>> Start Entries provided

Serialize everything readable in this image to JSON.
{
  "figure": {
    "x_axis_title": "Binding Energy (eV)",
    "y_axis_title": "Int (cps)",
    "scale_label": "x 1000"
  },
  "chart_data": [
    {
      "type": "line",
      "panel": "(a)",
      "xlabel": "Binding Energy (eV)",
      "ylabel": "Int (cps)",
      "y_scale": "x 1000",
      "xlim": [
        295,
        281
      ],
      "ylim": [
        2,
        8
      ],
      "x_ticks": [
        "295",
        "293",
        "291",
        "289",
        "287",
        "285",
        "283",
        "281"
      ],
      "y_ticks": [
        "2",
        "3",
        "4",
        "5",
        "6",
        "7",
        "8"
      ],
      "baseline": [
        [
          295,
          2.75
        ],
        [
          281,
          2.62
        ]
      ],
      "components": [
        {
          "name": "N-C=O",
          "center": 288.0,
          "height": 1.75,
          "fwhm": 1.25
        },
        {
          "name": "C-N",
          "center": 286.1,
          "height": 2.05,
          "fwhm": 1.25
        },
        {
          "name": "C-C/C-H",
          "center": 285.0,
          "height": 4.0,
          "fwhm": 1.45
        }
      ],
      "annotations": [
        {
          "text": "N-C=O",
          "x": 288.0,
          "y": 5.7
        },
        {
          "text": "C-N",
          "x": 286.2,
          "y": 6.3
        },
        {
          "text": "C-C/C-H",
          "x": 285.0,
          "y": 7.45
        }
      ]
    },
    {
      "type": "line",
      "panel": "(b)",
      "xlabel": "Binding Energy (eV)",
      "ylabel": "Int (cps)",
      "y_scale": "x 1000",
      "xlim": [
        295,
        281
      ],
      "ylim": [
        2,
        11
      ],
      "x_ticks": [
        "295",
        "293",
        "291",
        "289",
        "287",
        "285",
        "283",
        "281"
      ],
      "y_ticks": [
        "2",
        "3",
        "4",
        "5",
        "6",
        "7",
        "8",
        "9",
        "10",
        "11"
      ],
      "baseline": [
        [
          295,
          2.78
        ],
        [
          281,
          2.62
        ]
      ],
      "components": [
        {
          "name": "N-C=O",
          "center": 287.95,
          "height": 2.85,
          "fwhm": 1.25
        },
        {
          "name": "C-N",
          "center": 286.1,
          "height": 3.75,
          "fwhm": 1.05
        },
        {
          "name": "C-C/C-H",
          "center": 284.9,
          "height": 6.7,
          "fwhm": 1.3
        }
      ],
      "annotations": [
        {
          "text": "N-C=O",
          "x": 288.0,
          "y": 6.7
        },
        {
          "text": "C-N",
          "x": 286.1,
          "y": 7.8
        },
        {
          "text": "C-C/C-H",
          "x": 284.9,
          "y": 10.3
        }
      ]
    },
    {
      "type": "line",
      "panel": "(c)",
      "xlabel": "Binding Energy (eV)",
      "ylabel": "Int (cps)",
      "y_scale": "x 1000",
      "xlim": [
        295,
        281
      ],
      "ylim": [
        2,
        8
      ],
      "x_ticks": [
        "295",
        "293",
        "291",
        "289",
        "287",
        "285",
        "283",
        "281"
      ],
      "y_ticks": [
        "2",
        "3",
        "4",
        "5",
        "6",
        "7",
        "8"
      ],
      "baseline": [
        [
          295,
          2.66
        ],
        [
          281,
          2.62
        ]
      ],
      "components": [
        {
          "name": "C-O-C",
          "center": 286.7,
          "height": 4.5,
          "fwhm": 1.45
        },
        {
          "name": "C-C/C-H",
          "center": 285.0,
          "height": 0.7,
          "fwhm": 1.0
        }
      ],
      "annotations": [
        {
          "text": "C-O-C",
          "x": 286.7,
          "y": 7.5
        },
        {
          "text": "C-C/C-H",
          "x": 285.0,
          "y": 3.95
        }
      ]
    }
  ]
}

>> End Entries provided

• [The exercise] Gather each line in the data that holds the string "height".

• [Result of the task]
          "height": 1.75,
          "height": 2.05,
          "height": 4.0,
          "height": 2.85,
          "height": 3.75,
          "height": 6.7,
          "height": 4.5,
          "height": 0.7,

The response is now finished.